The Jail – The Catcherie
The Danish administration in Serampore was responsible for maintaining law and order. That said, they preferred not to interfere in local conflicts whenever this could be avoided, even though they had formal power. The town had a courthouse and a jail, which was called the Catcherie derived from the local word for courthouse – kachari. In the beginning, the jail consisted of only two rooms. It was overcrowded and generally, a rather unpleasant place to be. However, in 1803, the Danes commissioned the building of a new, large jail which was considered very modern by the standards of the time.
Respect for Religion
The Danes spoke of the new jail with pride. The added cells made it possible to segregate the prisoners, so that inmates would not have to share cells with people belonging to other religious groups. Hindu, Muslim and Christian Indians were therefore held separately inside the jail. Being forced to live with people who had different rules for eating or were considered religiously unclean was deemed an unreasonable additional punishment by the locals. By segregating the prisoners, the Danes adapted to local customs foreign to their own way of thinking. There were also cells for Serampore’s European criminals.
Still a Jail Today
The British administration kept the jail running after the Danes left Serampore in 1845. When India gained independence in 1947, the Indian authorities assumed control of the jail and the other colonial buildings. The jail continues to function as Serampore Subsidiary Correctional Home. Here, male and female inmates serve their sentences after they have been convicted at the local courthouse. The main gate and surrounding wall from the original building still stand. Behind the wall, a modern building has been erected, but the old cells are still in active use.

▬▬▬▬▬▬

• Tasks for this exercise:
1) In the Serampore jail text, in what year did the Danes commission the new, large jail?
2) Summarize the Serampore jail text in two sentences.
3) Please list every administration or authority that, according to the Serampore jail text, has run the jail.

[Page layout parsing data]
▬▬▬▬▬▬

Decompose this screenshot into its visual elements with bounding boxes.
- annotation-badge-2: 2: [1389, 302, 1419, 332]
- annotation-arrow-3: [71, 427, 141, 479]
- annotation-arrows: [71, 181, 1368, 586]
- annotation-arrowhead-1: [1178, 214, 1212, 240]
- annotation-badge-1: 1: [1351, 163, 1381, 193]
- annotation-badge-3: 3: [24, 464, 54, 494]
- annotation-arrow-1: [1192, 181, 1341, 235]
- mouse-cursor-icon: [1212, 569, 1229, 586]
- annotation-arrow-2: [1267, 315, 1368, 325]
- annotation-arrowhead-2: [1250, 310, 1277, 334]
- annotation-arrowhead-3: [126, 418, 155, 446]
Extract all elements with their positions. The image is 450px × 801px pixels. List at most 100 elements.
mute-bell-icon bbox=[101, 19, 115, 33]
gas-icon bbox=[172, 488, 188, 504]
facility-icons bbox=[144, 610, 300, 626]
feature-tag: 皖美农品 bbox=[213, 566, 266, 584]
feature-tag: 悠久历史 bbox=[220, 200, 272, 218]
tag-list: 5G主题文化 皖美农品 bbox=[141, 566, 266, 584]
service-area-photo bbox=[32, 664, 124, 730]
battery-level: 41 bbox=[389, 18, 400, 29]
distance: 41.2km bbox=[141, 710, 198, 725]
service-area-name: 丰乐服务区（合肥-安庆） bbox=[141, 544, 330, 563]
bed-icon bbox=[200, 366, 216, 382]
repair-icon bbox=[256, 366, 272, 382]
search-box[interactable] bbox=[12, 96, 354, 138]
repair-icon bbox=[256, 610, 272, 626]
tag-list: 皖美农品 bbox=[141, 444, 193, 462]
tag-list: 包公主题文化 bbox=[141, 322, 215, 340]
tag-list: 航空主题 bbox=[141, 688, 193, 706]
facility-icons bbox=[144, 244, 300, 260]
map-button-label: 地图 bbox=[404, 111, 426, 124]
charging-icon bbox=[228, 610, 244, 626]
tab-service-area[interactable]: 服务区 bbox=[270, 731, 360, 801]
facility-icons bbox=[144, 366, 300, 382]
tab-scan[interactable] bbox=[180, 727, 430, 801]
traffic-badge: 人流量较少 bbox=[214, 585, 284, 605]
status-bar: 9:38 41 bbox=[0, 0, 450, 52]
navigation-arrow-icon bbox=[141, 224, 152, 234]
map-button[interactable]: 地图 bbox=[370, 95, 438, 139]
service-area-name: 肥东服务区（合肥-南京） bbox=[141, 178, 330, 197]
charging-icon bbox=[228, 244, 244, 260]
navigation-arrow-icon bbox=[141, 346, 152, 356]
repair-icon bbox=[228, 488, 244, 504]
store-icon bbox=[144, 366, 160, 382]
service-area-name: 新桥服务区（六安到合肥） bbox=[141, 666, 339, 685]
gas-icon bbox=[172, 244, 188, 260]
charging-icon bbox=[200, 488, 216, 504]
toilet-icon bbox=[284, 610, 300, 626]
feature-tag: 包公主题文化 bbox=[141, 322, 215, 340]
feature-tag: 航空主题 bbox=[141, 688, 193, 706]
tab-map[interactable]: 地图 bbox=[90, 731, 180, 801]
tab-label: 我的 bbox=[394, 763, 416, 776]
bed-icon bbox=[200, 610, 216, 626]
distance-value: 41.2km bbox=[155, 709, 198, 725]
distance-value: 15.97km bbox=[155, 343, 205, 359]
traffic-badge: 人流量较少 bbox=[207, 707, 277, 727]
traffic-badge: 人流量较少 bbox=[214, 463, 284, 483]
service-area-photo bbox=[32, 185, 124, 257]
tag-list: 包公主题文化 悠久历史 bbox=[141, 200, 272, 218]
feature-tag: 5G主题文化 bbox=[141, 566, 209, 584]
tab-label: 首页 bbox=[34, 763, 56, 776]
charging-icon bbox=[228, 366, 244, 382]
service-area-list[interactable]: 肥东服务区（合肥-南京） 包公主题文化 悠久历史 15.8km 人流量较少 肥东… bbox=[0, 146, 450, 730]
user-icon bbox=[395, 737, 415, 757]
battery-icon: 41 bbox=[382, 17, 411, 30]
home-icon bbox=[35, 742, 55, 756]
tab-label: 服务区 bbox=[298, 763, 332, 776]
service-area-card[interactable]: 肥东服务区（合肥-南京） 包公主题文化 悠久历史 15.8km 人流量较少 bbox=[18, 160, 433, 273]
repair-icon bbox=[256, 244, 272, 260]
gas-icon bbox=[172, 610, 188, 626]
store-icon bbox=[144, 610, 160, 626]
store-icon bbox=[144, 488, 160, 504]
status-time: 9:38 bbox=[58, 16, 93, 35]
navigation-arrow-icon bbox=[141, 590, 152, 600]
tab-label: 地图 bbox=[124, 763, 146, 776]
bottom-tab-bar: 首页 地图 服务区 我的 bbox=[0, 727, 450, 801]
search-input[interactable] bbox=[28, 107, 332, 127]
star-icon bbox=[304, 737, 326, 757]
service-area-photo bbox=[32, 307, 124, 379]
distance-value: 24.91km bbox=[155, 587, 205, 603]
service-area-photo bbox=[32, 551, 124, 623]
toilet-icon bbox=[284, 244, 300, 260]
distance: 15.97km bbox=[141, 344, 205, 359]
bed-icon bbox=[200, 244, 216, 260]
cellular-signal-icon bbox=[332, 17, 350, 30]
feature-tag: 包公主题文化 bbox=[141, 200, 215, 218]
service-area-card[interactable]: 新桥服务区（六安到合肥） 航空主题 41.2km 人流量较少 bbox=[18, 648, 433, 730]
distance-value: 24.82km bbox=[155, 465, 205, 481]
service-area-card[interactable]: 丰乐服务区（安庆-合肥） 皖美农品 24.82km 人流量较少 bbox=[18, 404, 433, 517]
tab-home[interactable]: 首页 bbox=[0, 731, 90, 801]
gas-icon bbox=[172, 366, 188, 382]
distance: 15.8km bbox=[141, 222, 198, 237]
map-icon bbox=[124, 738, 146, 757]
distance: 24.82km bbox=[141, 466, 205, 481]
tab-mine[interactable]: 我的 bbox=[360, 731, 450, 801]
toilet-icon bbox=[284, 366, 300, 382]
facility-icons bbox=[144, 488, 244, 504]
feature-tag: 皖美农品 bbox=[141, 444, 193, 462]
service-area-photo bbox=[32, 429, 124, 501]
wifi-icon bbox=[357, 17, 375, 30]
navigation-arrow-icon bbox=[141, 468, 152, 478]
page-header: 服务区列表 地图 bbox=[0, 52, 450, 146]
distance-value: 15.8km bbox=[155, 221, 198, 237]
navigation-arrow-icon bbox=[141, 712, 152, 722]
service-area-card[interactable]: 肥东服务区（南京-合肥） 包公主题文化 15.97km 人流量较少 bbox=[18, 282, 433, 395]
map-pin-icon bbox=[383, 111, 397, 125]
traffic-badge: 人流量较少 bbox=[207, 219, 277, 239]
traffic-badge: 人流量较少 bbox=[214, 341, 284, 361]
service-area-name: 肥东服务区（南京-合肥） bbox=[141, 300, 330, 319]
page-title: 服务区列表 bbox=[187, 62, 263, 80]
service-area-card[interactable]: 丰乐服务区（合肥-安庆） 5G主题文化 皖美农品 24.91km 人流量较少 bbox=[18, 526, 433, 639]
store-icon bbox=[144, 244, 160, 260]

▬▬▬▬▬▬

• Response list:
1) 1803

2) The Danish administration in Serampore built a new, large jail called the Catcherie in 1803, replacing a cramped two-room jail, and its added cells let Hindu, Muslim and Christian Indian prisoners be held separately in keeping with local customs. After the Danes left in 1845 the British kept it running, and since independence in 1947 it has operated as Serampore Subsidiary Correctional Home, with the original gate, wall and old cells still in use.

3) The Danish administration, the British administration, the Indian authorities